[Lines of data]
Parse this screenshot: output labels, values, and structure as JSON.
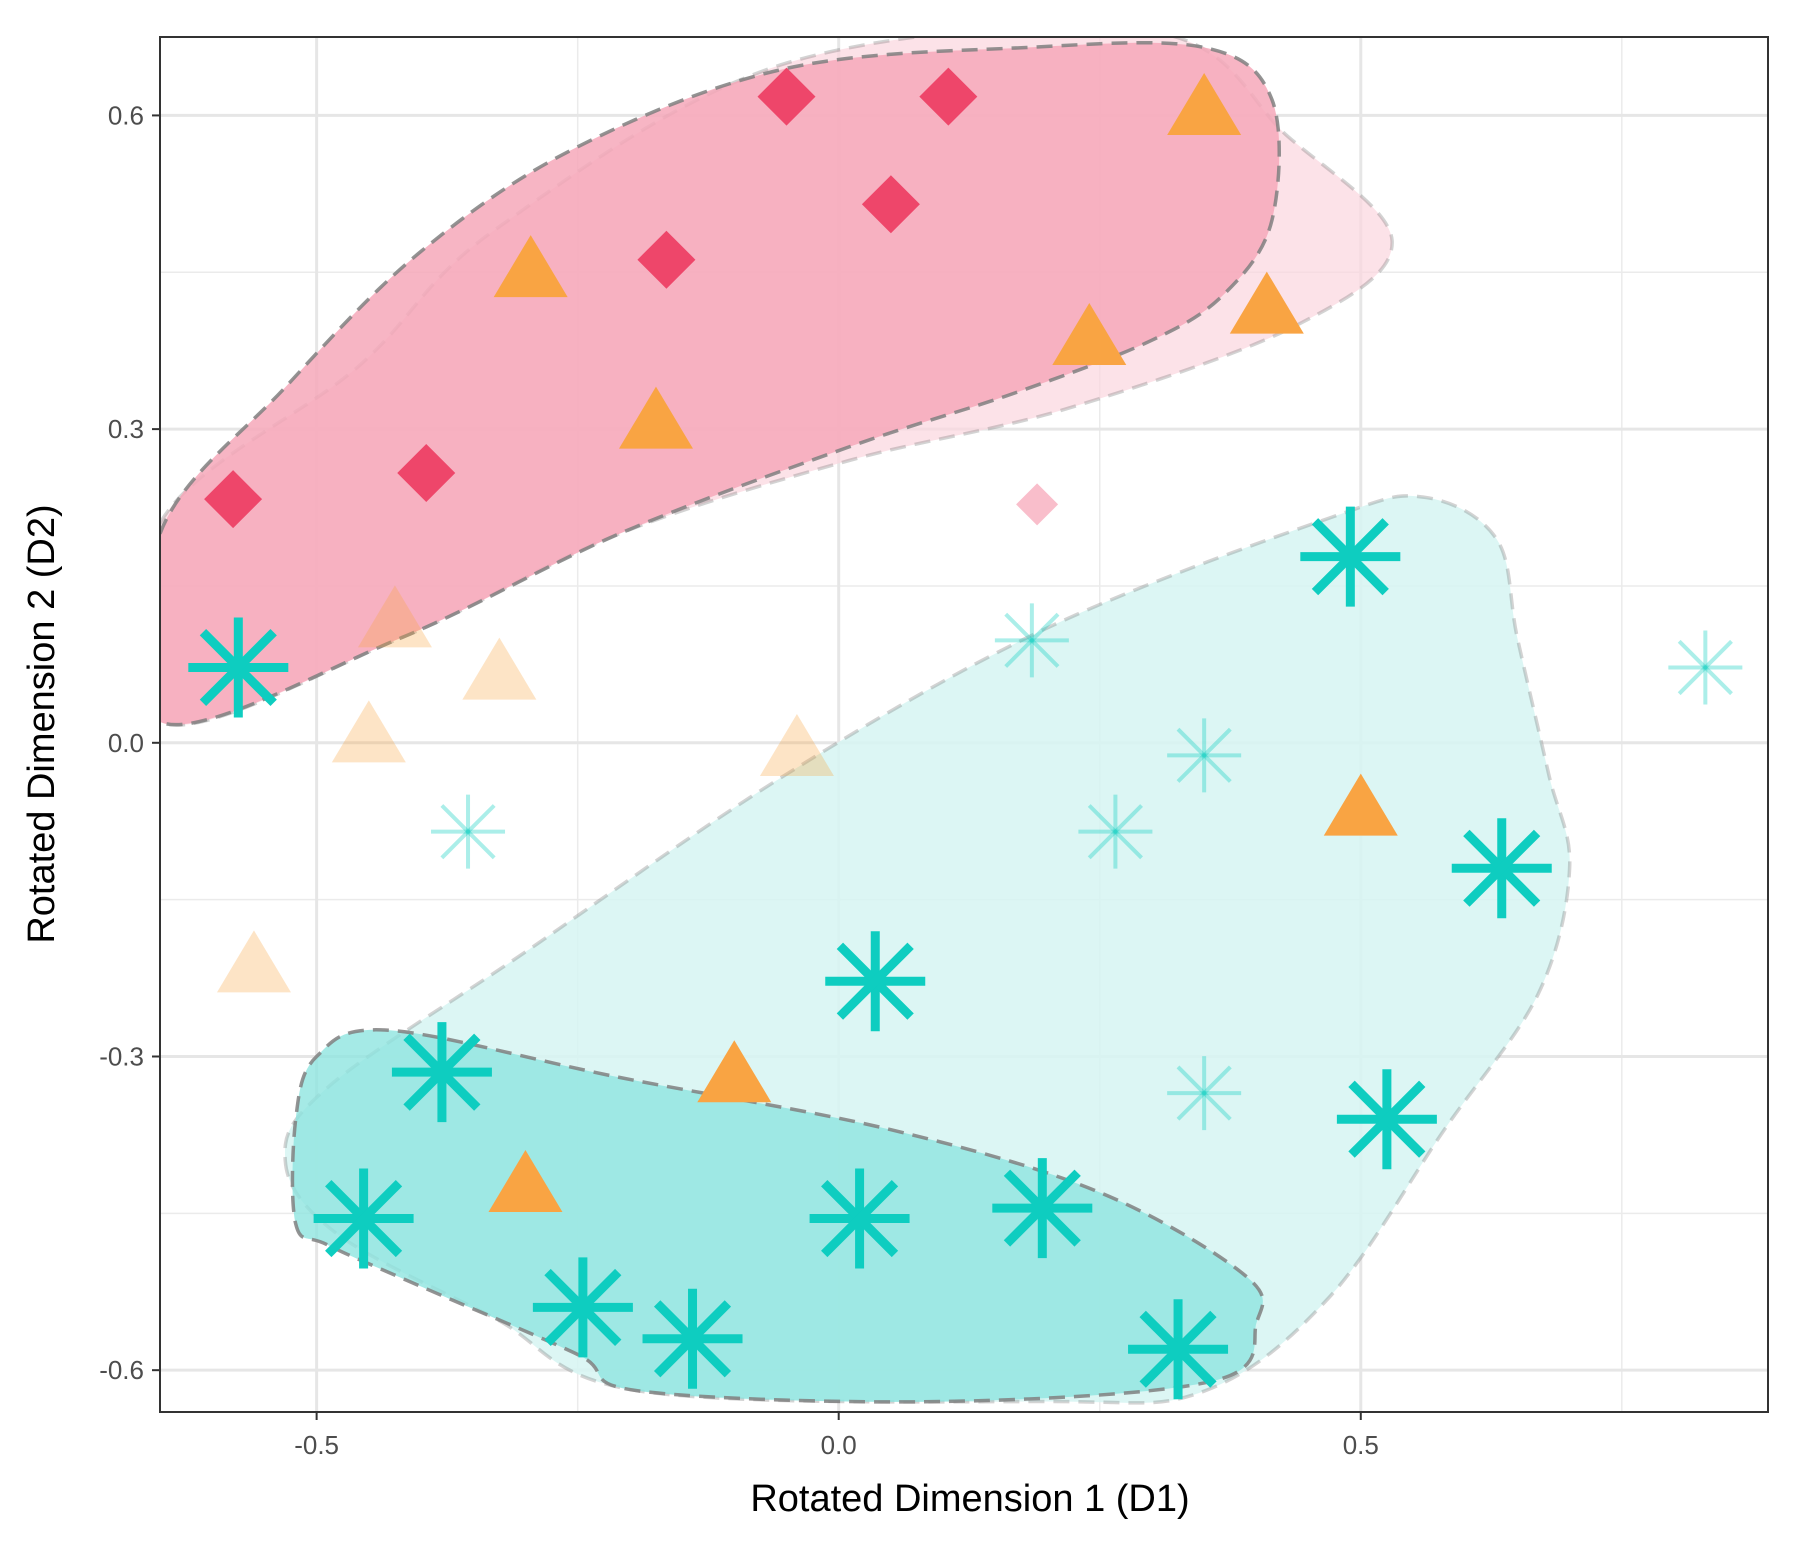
{
  "chart_data": {
    "type": "scatter",
    "xlabel": "Rotated Dimension 1 (D1)",
    "ylabel": "Rotated Dimension 2 (D2)",
    "xlim": [
      -0.65,
      0.89
    ],
    "ylim": [
      -0.64,
      0.675
    ],
    "x_ticks": [
      -0.5,
      0.0,
      0.5
    ],
    "x_tick_labels": [
      "-0.5",
      "0.0",
      "0.5"
    ],
    "y_ticks": [
      -0.6,
      -0.3,
      0.0,
      0.3,
      0.6
    ],
    "y_tick_labels": [
      "-0.6",
      "-0.3",
      "0.0",
      "0.3",
      "0.6"
    ],
    "grid": true,
    "legend": "none",
    "colors": {
      "diamond": "#ee466a",
      "triangle": "#f9a443",
      "asterisk": "#0ecdc0",
      "hull_pink_outer": "#fbd5de",
      "hull_pink_inner": "#f6a8ba",
      "hull_teal_outer": "#d6f5f2",
      "hull_teal_inner": "#8fe5e0",
      "hull_border": "#808080"
    },
    "hulls": [
      {
        "group": "pink-outer",
        "points": [
          [
            -0.65,
            0.21
          ],
          [
            -0.46,
            0.36
          ],
          [
            -0.33,
            0.49
          ],
          [
            -0.05,
            0.65
          ],
          [
            0.3,
            0.68
          ],
          [
            0.43,
            0.58
          ],
          [
            0.53,
            0.48
          ],
          [
            0.44,
            0.4
          ],
          [
            0.22,
            0.32
          ],
          [
            0.01,
            0.27
          ],
          [
            -0.21,
            0.2
          ],
          [
            -0.42,
            0.1
          ],
          [
            -0.65,
            0.02
          ]
        ]
      },
      {
        "group": "pink-inner",
        "points": [
          [
            -0.65,
            0.2
          ],
          [
            -0.53,
            0.34
          ],
          [
            -0.4,
            0.47
          ],
          [
            -0.25,
            0.57
          ],
          [
            -0.05,
            0.645
          ],
          [
            0.18,
            0.665
          ],
          [
            0.35,
            0.665
          ],
          [
            0.415,
            0.615
          ],
          [
            0.415,
            0.5
          ],
          [
            0.37,
            0.43
          ],
          [
            0.3,
            0.385
          ],
          [
            0.17,
            0.335
          ],
          [
            0.01,
            0.283
          ],
          [
            -0.21,
            0.2
          ],
          [
            -0.42,
            0.1
          ],
          [
            -0.65,
            0.02
          ]
        ]
      },
      {
        "group": "teal-outer",
        "points": [
          [
            -0.53,
            -0.4
          ],
          [
            -0.48,
            -0.47
          ],
          [
            -0.33,
            -0.55
          ],
          [
            -0.19,
            -0.62
          ],
          [
            0.2,
            -0.63
          ],
          [
            0.35,
            -0.62
          ],
          [
            0.47,
            -0.53
          ],
          [
            0.58,
            -0.37
          ],
          [
            0.67,
            -0.24
          ],
          [
            0.7,
            -0.12
          ],
          [
            0.68,
            -0.03
          ],
          [
            0.65,
            0.1
          ],
          [
            0.63,
            0.195
          ],
          [
            0.56,
            0.235
          ],
          [
            0.47,
            0.215
          ],
          [
            0.2,
            0.11
          ],
          [
            -0.05,
            -0.03
          ],
          [
            -0.3,
            -0.2
          ],
          [
            -0.49,
            -0.33
          ]
        ]
      },
      {
        "group": "teal-inner",
        "points": [
          [
            -0.52,
            -0.46
          ],
          [
            -0.49,
            -0.48
          ],
          [
            -0.4,
            -0.52
          ],
          [
            -0.25,
            -0.585
          ],
          [
            -0.19,
            -0.62
          ],
          [
            0.1,
            -0.63
          ],
          [
            0.36,
            -0.61
          ],
          [
            0.4,
            -0.555
          ],
          [
            0.39,
            -0.51
          ],
          [
            0.25,
            -0.43
          ],
          [
            0.05,
            -0.37
          ],
          [
            -0.21,
            -0.32
          ],
          [
            -0.43,
            -0.275
          ],
          [
            -0.5,
            -0.3
          ],
          [
            -0.52,
            -0.36
          ]
        ]
      }
    ],
    "series": [
      {
        "shape": "diamond",
        "points": [
          {
            "x": -0.58,
            "y": 0.233,
            "emphasis": "bold"
          },
          {
            "x": -0.395,
            "y": 0.258,
            "emphasis": "bold"
          },
          {
            "x": -0.165,
            "y": 0.462,
            "emphasis": "bold"
          },
          {
            "x": -0.05,
            "y": 0.618,
            "emphasis": "bold"
          },
          {
            "x": 0.05,
            "y": 0.515,
            "emphasis": "bold"
          },
          {
            "x": 0.105,
            "y": 0.618,
            "emphasis": "bold"
          },
          {
            "x": 0.19,
            "y": 0.228,
            "emphasis": "faded"
          }
        ]
      },
      {
        "shape": "triangle",
        "points": [
          {
            "x": -0.295,
            "y": 0.45,
            "emphasis": "bold"
          },
          {
            "x": -0.175,
            "y": 0.305,
            "emphasis": "bold"
          },
          {
            "x": 0.24,
            "y": 0.385,
            "emphasis": "bold"
          },
          {
            "x": 0.35,
            "y": 0.605,
            "emphasis": "bold"
          },
          {
            "x": 0.41,
            "y": 0.415,
            "emphasis": "bold"
          },
          {
            "x": 0.5,
            "y": -0.065,
            "emphasis": "bold"
          },
          {
            "x": -0.1,
            "y": -0.32,
            "emphasis": "bold"
          },
          {
            "x": -0.3,
            "y": -0.425,
            "emphasis": "bold"
          },
          {
            "x": -0.425,
            "y": 0.115,
            "emphasis": "faded"
          },
          {
            "x": -0.325,
            "y": 0.065,
            "emphasis": "faded"
          },
          {
            "x": -0.45,
            "y": 0.005,
            "emphasis": "faded"
          },
          {
            "x": -0.04,
            "y": -0.008,
            "emphasis": "faded"
          },
          {
            "x": -0.56,
            "y": -0.215,
            "emphasis": "faded"
          }
        ]
      },
      {
        "shape": "asterisk",
        "points": [
          {
            "x": -0.575,
            "y": 0.072,
            "emphasis": "bold"
          },
          {
            "x": 0.49,
            "y": 0.178,
            "emphasis": "bold"
          },
          {
            "x": 0.635,
            "y": -0.12,
            "emphasis": "bold"
          },
          {
            "x": 0.035,
            "y": -0.228,
            "emphasis": "bold"
          },
          {
            "x": -0.38,
            "y": -0.315,
            "emphasis": "bold"
          },
          {
            "x": 0.525,
            "y": -0.36,
            "emphasis": "bold"
          },
          {
            "x": -0.455,
            "y": -0.455,
            "emphasis": "bold"
          },
          {
            "x": 0.02,
            "y": -0.455,
            "emphasis": "bold"
          },
          {
            "x": 0.195,
            "y": -0.445,
            "emphasis": "bold"
          },
          {
            "x": -0.245,
            "y": -0.54,
            "emphasis": "bold"
          },
          {
            "x": -0.14,
            "y": -0.57,
            "emphasis": "bold"
          },
          {
            "x": 0.325,
            "y": -0.58,
            "emphasis": "bold"
          },
          {
            "x": 0.185,
            "y": 0.098,
            "emphasis": "faded"
          },
          {
            "x": 0.35,
            "y": -0.012,
            "emphasis": "faded"
          },
          {
            "x": -0.355,
            "y": -0.085,
            "emphasis": "faded"
          },
          {
            "x": 0.265,
            "y": -0.085,
            "emphasis": "faded"
          },
          {
            "x": 0.35,
            "y": -0.335,
            "emphasis": "faded"
          },
          {
            "x": 0.83,
            "y": 0.072,
            "emphasis": "faded"
          }
        ]
      }
    ]
  }
}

**The task**
Pick out and copy the lines of the entries that hold the string "group".

**Reply to the exercise**
        "group": "pink-outer",
        "group": "pink-inner",
        "group": "teal-outer",
        "group": "teal-inner",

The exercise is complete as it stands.